--- Start of Records provided ---

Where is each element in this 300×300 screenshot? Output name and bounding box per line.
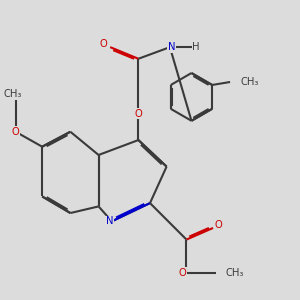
- Text: O: O: [134, 109, 142, 118]
- Text: O: O: [214, 220, 222, 230]
- Text: N: N: [106, 216, 113, 226]
- Text: CH₃: CH₃: [241, 77, 259, 87]
- Text: N: N: [168, 42, 175, 52]
- Text: O: O: [12, 127, 20, 137]
- Text: O: O: [100, 39, 107, 49]
- Text: CH₃: CH₃: [4, 89, 22, 99]
- Text: O: O: [178, 268, 186, 278]
- Text: CH₃: CH₃: [226, 268, 244, 278]
- Text: H: H: [192, 42, 200, 52]
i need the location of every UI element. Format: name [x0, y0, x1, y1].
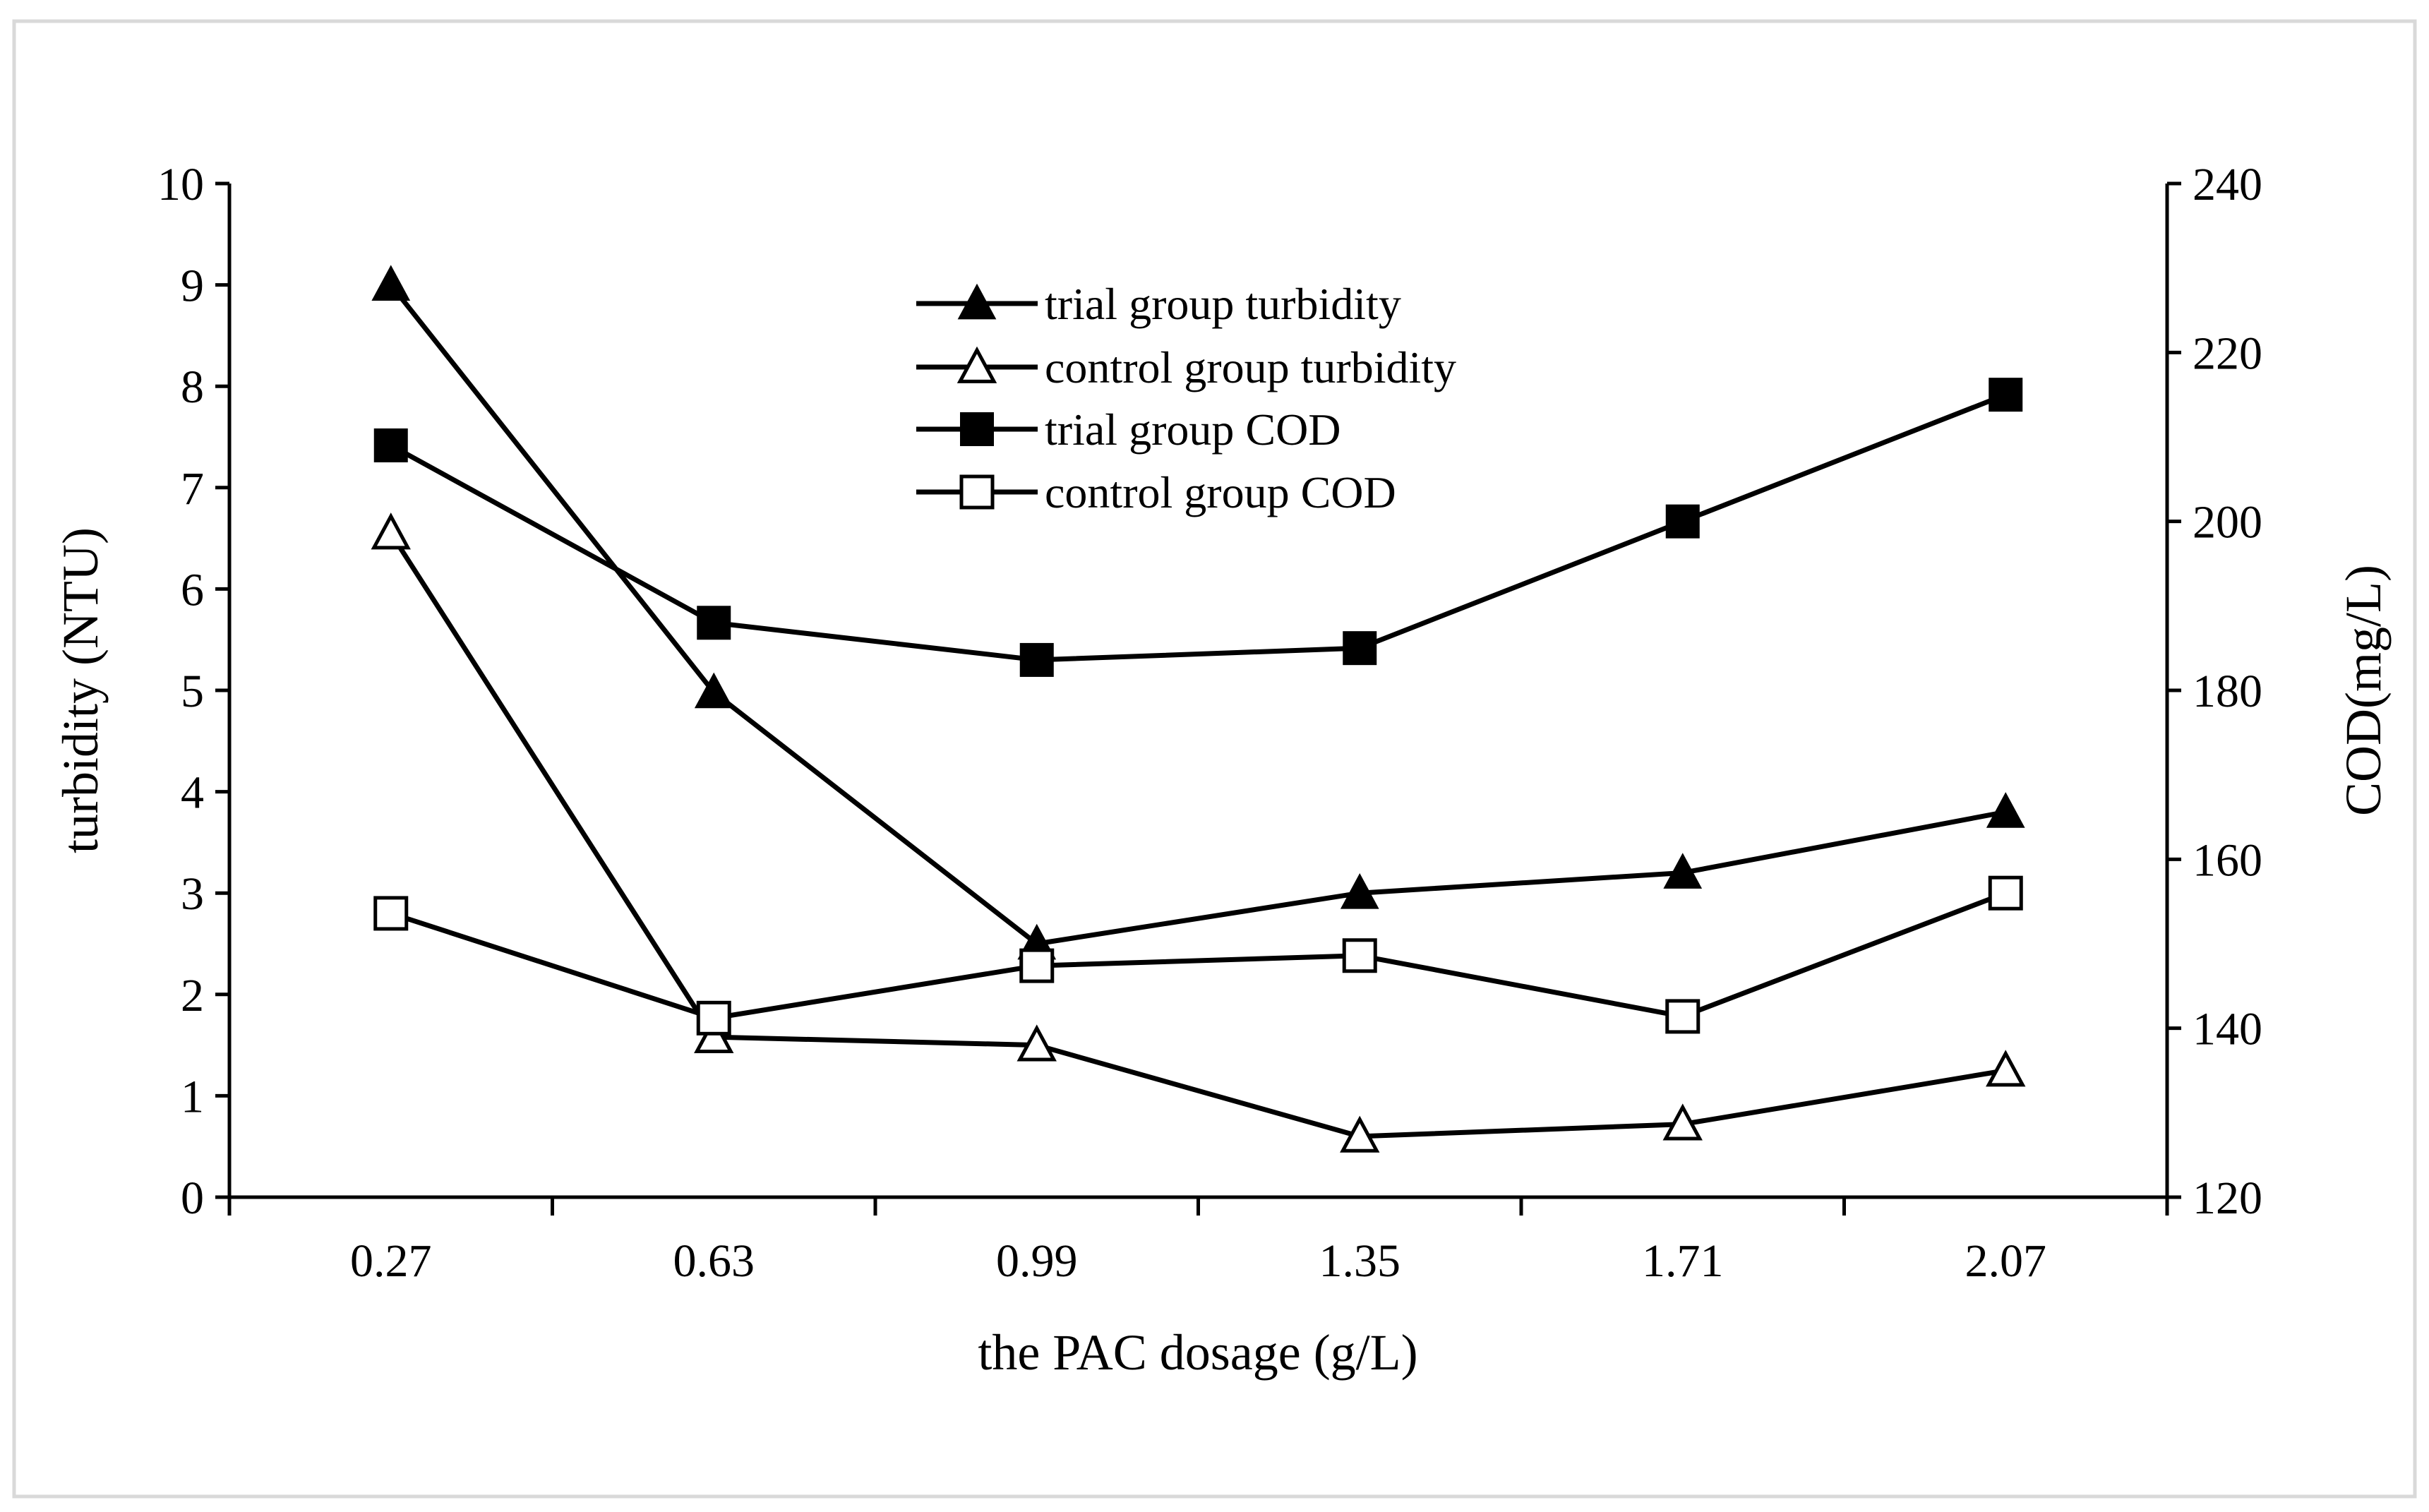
data-point: [1342, 938, 1377, 973]
series-control-group-turbidity: [371, 512, 2026, 1153]
data-point: [1343, 631, 1377, 666]
legend-marker: [960, 412, 994, 446]
left-tick-label: 7: [181, 463, 204, 515]
legend-label: control group COD: [1045, 467, 1396, 517]
data-point: [1665, 504, 1700, 539]
right-axis-title: COD(mg/L): [2335, 565, 2392, 816]
data-point: [1665, 999, 1701, 1034]
data-point: [1988, 875, 2023, 911]
x-tick-label: 2.07: [1965, 1235, 2047, 1287]
data-point: [1340, 1115, 1380, 1153]
legend-entry: control group COD: [916, 467, 1396, 517]
legend-entry: trial group COD: [916, 404, 1341, 455]
data-point: [1019, 642, 1054, 677]
x-axis-ticks: 0.27 0.63 0.99 1.35 1.71 2.07: [227, 1197, 2169, 1287]
data-point: [697, 606, 731, 640]
data-point: [1016, 1024, 1057, 1062]
legend-label: control group turbidity: [1045, 342, 1456, 392]
right-tick-label: 180: [2193, 666, 2262, 717]
series-line: [389, 283, 2006, 947]
data-point: [1986, 1050, 2026, 1087]
left-tick-label: 10: [157, 159, 204, 210]
data-point: [371, 265, 411, 301]
legend-label: trial group turbidity: [1045, 279, 1401, 329]
series-line: [388, 532, 2006, 1139]
left-tick-label: 4: [181, 767, 204, 819]
left-tick-label: 3: [181, 868, 204, 920]
data-point: [371, 512, 411, 550]
series-control-group-COD: [373, 875, 2023, 1036]
right-tick-label: 220: [2193, 328, 2262, 379]
right-tick-label: 140: [2193, 1004, 2262, 1055]
x-tick-label: 0.27: [350, 1235, 432, 1287]
x-tick-label: 0.63: [673, 1235, 755, 1287]
data-point: [1019, 948, 1055, 983]
right-tick-label: 160: [2193, 834, 2262, 886]
x-tick-label: 1.71: [1642, 1235, 1724, 1287]
data-point: [694, 1016, 734, 1054]
left-axis-ticks: 0 1 2 3 4 5 6 7 8 9 10: [157, 159, 229, 1224]
data-point: [694, 672, 733, 709]
left-tick-label: 8: [181, 361, 204, 413]
data-point: [1989, 378, 2023, 412]
data-point: [373, 428, 408, 462]
legend-label: trial group COD: [1045, 404, 1341, 455]
right-axis-ticks: 120 140 160 180 200 220 240: [2167, 159, 2262, 1224]
data-point: [696, 1000, 731, 1036]
legend-marker: [956, 346, 997, 383]
data-point: [1662, 1103, 1703, 1141]
legend-marker: [959, 474, 995, 510]
left-tick-label: 2: [181, 970, 204, 1021]
x-tick-label: 1.35: [1319, 1235, 1401, 1287]
figure-frame: [12, 19, 2417, 1499]
left-tick-label: 6: [181, 564, 204, 616]
series-trial-group-COD: [373, 378, 2023, 677]
x-axis-title: the PAC dosage (g/L): [978, 1324, 1417, 1381]
x-tick-label: 0.99: [996, 1235, 1078, 1287]
data-point: [1986, 792, 2025, 828]
left-tick-label: 0: [181, 1172, 204, 1224]
left-axis-title: turbidity (NTU): [52, 527, 109, 853]
data-point: [373, 896, 409, 931]
legend-marker: [957, 283, 997, 320]
right-tick-label: 120: [2193, 1172, 2262, 1224]
series-layer: [371, 265, 2026, 1153]
left-tick-label: 9: [181, 260, 204, 312]
legend-entry: control group turbidity: [916, 342, 1456, 392]
data-point: [1340, 872, 1379, 909]
legend: trial group turbidity control group turbi…: [916, 279, 1456, 517]
right-tick-label: 240: [2193, 159, 2262, 210]
data-point: [1663, 853, 1703, 889]
legend-entry: trial group turbidity: [916, 279, 1401, 329]
left-tick-label: 1: [181, 1071, 204, 1122]
right-tick-label: 200: [2193, 497, 2262, 548]
left-tick-label: 5: [181, 666, 204, 717]
series-trial-group-turbidity: [371, 265, 2025, 960]
series-line: [390, 890, 2007, 1021]
series-line: [390, 392, 2007, 663]
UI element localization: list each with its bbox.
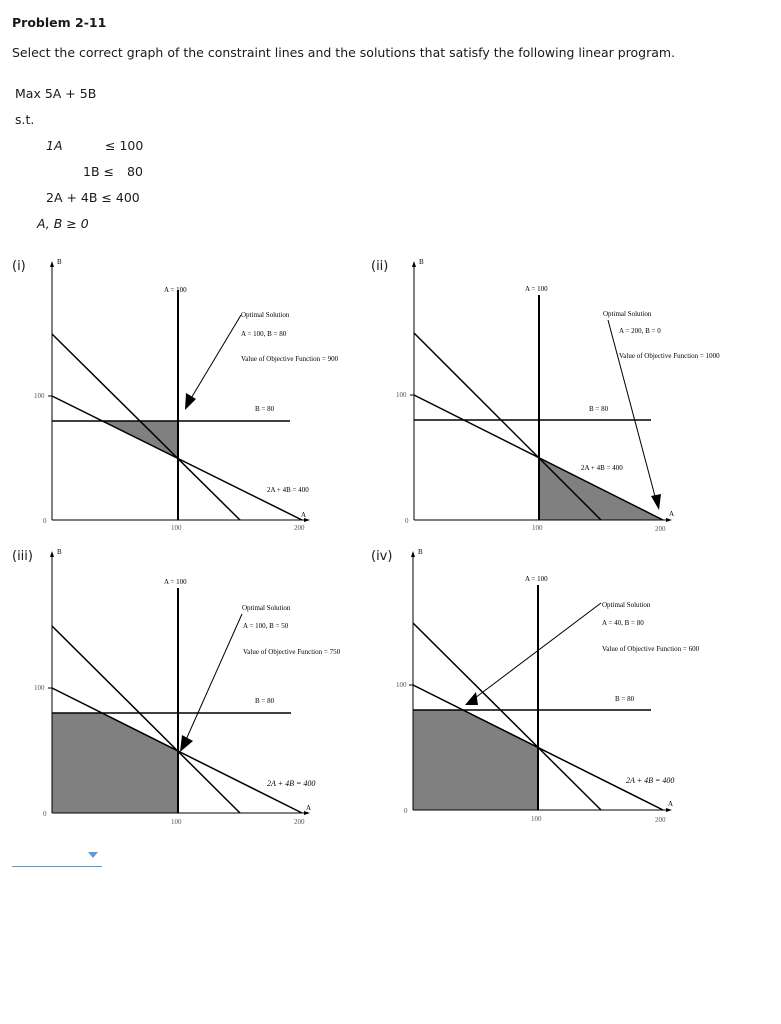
lp-c3: 2A + 4B ≤ 400 [46,190,140,205]
feasible-region [413,710,538,810]
svg-text:Value of Objective Function =: Value of Objective Function = 900 [241,355,339,363]
arrowhead-icon [180,735,193,752]
graph-option-iv: B A 0 100 100 200 A = 100 B = 80 2A + 4B… [380,540,780,844]
svg-text:B = 80: B = 80 [255,405,275,413]
svg-text:200: 200 [655,816,666,824]
svg-text:100: 100 [396,681,407,689]
svg-text:A = 100: A = 100 [525,285,548,293]
graph-option-ii: B A 0 100 100 200 A = 100 B = 80 2A + 4B… [380,250,780,544]
svg-text:B: B [419,258,424,266]
svg-text:100: 100 [396,391,407,399]
svg-text:0: 0 [43,517,47,525]
arrowhead-icon [651,494,661,510]
feasible-region [52,713,178,813]
svg-text:A = 100, B = 80: A = 100, B = 80 [241,330,287,338]
svg-text:2A + 4B = 400: 2A + 4B = 400 [267,486,309,494]
lp-subject-to: s.t. [15,112,35,127]
arrowhead-icon [185,393,196,410]
svg-text:B = 80: B = 80 [255,697,275,705]
svg-text:A = 100: A = 100 [164,286,187,294]
lp-c2-lhs: 1B ≤ [83,164,114,179]
line-objective [412,622,602,811]
answer-select-dropdown[interactable] [12,846,102,867]
svg-text:200: 200 [294,524,305,532]
lp-c1-lhs: 1A [46,138,63,153]
svg-text:B = 80: B = 80 [589,405,609,413]
svg-text:B: B [57,258,62,266]
svg-text:A: A [301,511,306,519]
svg-text:B: B [57,548,62,556]
svg-text:A: A [668,800,673,808]
svg-text:A: A [306,804,311,812]
optimal-arrow [184,613,243,743]
svg-text:A: A [669,510,674,518]
optimal-arrow [189,314,242,401]
svg-text:100: 100 [34,392,45,400]
svg-text:A = 100, B = 50: A = 100, B = 50 [243,622,289,630]
svg-text:100: 100 [171,524,182,532]
svg-text:0: 0 [43,810,47,818]
svg-text:Optimal Solution: Optimal Solution [602,601,651,609]
optimal-arrow [607,319,657,501]
line-objective [51,625,241,814]
svg-text:100: 100 [34,684,45,692]
svg-text:Optimal Solution: Optimal Solution [242,604,291,612]
chevron-down-icon[interactable] [88,852,98,858]
problem-title: Problem 2-11 [12,15,107,30]
option-label-iii: (iii) [12,549,33,564]
svg-text:A = 100: A = 100 [525,575,548,583]
svg-text:2A + 4B = 400: 2A + 4B = 400 [267,779,315,788]
svg-text:0: 0 [404,807,408,815]
lp-c2-rhs: 80 [127,164,143,179]
svg-text:2A + 4B = 400: 2A + 4B = 400 [626,776,674,785]
svg-text:200: 200 [655,525,666,533]
graph-option-iii: B A 0 100 100 200 A = 100 B = 80 2A + 4B… [0,540,390,844]
optimal-arrow [474,602,602,699]
svg-text:A = 100: A = 100 [164,578,187,586]
svg-text:0: 0 [405,517,409,525]
lp-objective: Max 5A + 5B [15,86,97,101]
line-objective [51,333,241,521]
svg-text:Optimal Solution: Optimal Solution [241,311,290,319]
svg-text:Optimal Solution: Optimal Solution [603,310,652,318]
svg-text:A = 200, B = 0: A = 200, B = 0 [619,327,661,335]
svg-text:A = 40, B = 80: A = 40, B = 80 [602,619,644,627]
svg-text:100: 100 [531,815,542,823]
option-label-iv: (iv) [371,549,393,564]
svg-text:200: 200 [294,818,305,826]
svg-text:100: 100 [171,818,182,826]
svg-text:B: B [418,548,423,556]
svg-text:Value of Objective Function =: Value of Objective Function = 750 [243,648,341,656]
line-objective [413,332,602,521]
problem-prompt: Select the correct graph of the constrai… [12,45,676,60]
svg-text:B = 80: B = 80 [615,695,635,703]
option-label-ii: (ii) [371,259,389,274]
svg-text:Value of Objective Function =: Value of Objective Function = 600 [602,645,700,653]
lp-nonneg: A, B ≥ 0 [37,216,89,231]
option-label-i: (i) [12,259,26,274]
svg-text:Value of Objective Function =: Value of Objective Function = 1000 [619,352,720,360]
arrowhead-icon [465,692,478,705]
svg-text:100: 100 [532,524,543,532]
graph-option-i: B A 0 100 100 200 A = 100 B = 80 2A + 4B… [0,250,390,544]
lp-c1-rhs: ≤ 100 [105,138,144,153]
svg-text:2A + 4B = 400: 2A + 4B = 400 [581,464,623,472]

--- End of Records provided ---

**Request**
Rewrite the lines starting at "data-point: [1342, 938, 1377, 973]" and ending at "x-axis-ticks: 0.27 0.63", changing "legend-entry" to "legend-item" and leaving everything else unchanged.

**Finished answer**
data-point: [1342, 938, 1377, 973]
series-control-group-turbidity: [371, 512, 2026, 1153]
data-point: [1343, 631, 1377, 666]
legend-marker: [960, 412, 994, 446]
left-tick-label: 7: [181, 463, 204, 515]
legend-label: control group COD: [1045, 467, 1396, 517]
data-point: [1665, 504, 1700, 539]
right-axis-title: COD(mg/L): [2335, 565, 2392, 816]
data-point: [1665, 999, 1701, 1034]
data-point: [1988, 875, 2023, 911]
x-tick-label: 2.07: [1965, 1235, 2047, 1287]
data-point: [1340, 1115, 1380, 1153]
legend-item: control group COD: [916, 467, 1396, 517]
legend-item: trial group COD: [916, 404, 1341, 455]
data-point: [1019, 642, 1054, 677]
x-axis-ticks: 0.27 0.63 0.99 1.35 1.71 2.07: [227, 1197, 2169, 1287]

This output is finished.